__Exercise objective__: Scan the listing below. Report each line that includes "Machinery".

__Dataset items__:
.....

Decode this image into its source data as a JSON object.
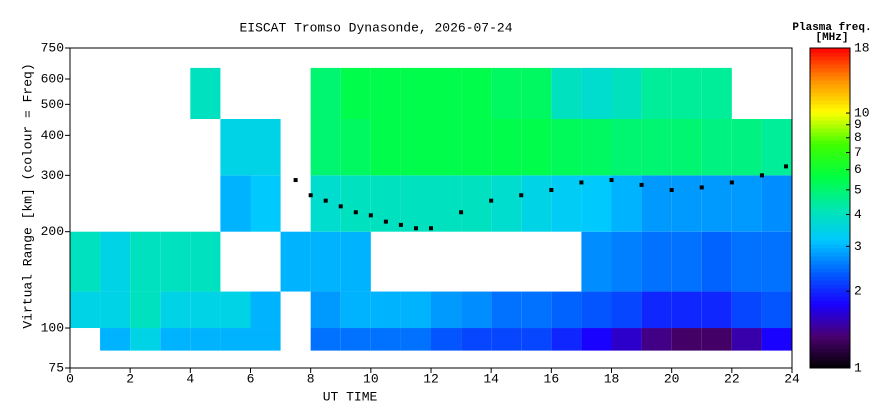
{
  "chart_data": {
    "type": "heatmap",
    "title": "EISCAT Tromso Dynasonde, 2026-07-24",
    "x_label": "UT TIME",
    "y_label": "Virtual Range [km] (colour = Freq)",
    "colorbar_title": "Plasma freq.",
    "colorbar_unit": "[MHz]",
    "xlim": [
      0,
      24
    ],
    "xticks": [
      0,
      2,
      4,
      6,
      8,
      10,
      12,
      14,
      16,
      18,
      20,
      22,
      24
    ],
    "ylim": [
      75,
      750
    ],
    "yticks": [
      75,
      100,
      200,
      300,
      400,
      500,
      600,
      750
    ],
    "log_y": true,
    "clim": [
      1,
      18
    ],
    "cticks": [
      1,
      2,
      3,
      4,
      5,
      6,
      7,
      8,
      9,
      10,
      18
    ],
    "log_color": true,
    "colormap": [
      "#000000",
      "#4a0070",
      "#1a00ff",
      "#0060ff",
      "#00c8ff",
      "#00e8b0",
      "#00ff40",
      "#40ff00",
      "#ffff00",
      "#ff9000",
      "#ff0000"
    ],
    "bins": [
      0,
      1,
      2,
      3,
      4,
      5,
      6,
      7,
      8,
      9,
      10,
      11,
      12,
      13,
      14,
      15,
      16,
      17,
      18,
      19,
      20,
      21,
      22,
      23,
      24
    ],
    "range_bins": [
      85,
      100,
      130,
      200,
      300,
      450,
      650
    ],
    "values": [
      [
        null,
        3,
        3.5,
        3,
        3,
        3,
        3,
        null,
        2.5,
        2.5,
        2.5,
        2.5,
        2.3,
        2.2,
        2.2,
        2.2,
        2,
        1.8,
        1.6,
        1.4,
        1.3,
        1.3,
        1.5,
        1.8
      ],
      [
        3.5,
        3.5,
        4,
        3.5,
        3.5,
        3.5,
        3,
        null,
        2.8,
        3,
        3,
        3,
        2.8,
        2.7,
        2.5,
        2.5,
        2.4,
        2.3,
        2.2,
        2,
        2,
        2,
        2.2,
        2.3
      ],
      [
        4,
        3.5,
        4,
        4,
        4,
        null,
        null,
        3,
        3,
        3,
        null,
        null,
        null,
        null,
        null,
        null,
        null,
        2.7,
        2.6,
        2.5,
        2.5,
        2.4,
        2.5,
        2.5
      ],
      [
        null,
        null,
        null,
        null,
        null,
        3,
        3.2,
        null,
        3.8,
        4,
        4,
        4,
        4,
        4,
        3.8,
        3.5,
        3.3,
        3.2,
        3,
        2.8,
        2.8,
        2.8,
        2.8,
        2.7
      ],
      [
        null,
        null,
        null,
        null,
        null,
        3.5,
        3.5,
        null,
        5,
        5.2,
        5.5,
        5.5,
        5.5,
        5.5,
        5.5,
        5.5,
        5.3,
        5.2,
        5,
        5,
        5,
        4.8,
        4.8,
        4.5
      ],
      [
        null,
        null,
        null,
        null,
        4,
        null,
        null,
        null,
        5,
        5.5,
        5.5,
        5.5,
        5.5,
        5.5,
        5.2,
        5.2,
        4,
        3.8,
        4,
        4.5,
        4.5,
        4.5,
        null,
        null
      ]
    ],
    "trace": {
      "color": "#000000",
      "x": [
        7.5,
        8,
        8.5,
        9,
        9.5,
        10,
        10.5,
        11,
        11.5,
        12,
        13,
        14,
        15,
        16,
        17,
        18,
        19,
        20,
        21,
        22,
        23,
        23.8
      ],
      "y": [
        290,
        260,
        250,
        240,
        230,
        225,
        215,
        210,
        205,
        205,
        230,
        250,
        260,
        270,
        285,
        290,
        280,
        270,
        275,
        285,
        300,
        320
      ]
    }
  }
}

.....

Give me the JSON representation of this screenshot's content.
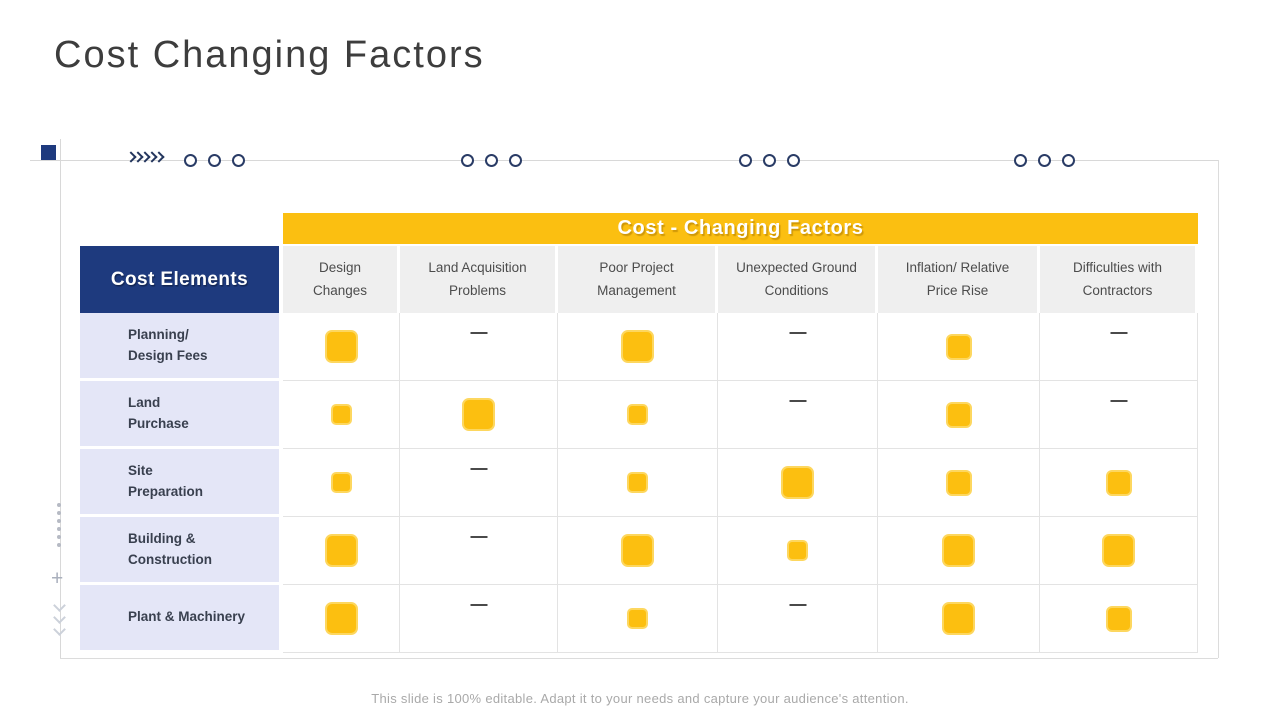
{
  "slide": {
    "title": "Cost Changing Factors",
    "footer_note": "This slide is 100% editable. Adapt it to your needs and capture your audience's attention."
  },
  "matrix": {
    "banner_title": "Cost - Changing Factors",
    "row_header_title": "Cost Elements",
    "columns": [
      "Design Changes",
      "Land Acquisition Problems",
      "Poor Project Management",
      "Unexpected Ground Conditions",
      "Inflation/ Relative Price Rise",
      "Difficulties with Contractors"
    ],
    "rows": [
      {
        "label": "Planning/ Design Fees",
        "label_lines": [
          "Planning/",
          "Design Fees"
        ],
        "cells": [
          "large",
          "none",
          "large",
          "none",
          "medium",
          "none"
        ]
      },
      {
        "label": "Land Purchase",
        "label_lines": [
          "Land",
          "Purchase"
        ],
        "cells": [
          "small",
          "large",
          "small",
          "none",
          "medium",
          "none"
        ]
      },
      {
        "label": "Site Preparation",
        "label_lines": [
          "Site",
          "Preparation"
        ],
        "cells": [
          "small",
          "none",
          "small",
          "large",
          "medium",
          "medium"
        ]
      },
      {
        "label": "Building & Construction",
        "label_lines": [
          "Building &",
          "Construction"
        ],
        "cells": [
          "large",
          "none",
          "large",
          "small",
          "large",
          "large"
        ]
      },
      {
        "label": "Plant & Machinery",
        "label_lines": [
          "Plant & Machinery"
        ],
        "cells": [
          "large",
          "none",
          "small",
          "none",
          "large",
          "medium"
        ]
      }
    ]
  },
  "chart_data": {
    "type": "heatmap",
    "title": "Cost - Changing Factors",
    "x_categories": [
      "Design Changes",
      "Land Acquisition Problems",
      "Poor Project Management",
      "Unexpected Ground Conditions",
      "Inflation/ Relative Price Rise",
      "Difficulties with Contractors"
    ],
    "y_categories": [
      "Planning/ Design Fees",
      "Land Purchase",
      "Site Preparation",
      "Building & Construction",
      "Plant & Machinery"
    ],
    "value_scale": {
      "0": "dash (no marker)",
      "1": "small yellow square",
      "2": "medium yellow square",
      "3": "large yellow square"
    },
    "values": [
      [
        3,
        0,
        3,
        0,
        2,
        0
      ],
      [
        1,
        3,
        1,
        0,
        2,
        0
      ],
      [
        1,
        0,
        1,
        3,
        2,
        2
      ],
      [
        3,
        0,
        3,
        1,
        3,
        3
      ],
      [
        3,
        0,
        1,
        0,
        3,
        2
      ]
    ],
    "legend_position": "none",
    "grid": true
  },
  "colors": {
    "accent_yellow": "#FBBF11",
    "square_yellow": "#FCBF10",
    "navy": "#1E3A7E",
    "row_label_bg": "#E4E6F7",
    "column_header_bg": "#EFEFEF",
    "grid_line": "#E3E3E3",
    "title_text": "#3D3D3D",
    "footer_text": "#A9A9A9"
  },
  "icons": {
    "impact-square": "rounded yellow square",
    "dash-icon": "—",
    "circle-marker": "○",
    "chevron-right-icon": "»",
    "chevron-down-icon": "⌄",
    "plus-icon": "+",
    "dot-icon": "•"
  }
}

.....

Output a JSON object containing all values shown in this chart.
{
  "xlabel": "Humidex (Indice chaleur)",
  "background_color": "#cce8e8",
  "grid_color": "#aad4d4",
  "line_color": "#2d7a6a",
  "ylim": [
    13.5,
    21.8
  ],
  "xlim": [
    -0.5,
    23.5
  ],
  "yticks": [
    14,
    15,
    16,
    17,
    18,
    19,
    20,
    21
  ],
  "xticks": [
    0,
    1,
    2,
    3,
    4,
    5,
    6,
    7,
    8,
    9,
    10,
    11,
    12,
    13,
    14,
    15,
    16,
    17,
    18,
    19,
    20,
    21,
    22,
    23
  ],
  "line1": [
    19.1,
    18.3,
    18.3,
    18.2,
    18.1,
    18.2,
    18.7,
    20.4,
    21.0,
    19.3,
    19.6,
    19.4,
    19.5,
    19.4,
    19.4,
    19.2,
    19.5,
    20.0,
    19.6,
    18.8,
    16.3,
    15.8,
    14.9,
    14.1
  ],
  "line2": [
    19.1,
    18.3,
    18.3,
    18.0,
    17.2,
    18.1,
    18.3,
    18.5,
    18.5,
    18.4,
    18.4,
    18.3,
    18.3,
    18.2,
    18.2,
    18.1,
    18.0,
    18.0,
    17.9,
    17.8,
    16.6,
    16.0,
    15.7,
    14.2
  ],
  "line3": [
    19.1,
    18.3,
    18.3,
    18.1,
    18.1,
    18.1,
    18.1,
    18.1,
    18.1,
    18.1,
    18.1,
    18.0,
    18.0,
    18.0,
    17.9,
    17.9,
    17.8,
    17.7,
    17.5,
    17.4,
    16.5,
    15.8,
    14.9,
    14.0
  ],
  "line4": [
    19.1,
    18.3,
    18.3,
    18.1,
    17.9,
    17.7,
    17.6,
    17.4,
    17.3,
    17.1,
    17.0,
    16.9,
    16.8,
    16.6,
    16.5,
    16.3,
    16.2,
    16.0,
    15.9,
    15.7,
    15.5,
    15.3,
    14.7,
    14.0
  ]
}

.....

__Final answer__:
        "label": "Plant & Machinery",
          "Plant & Machinery"
      "Plant & Machinery"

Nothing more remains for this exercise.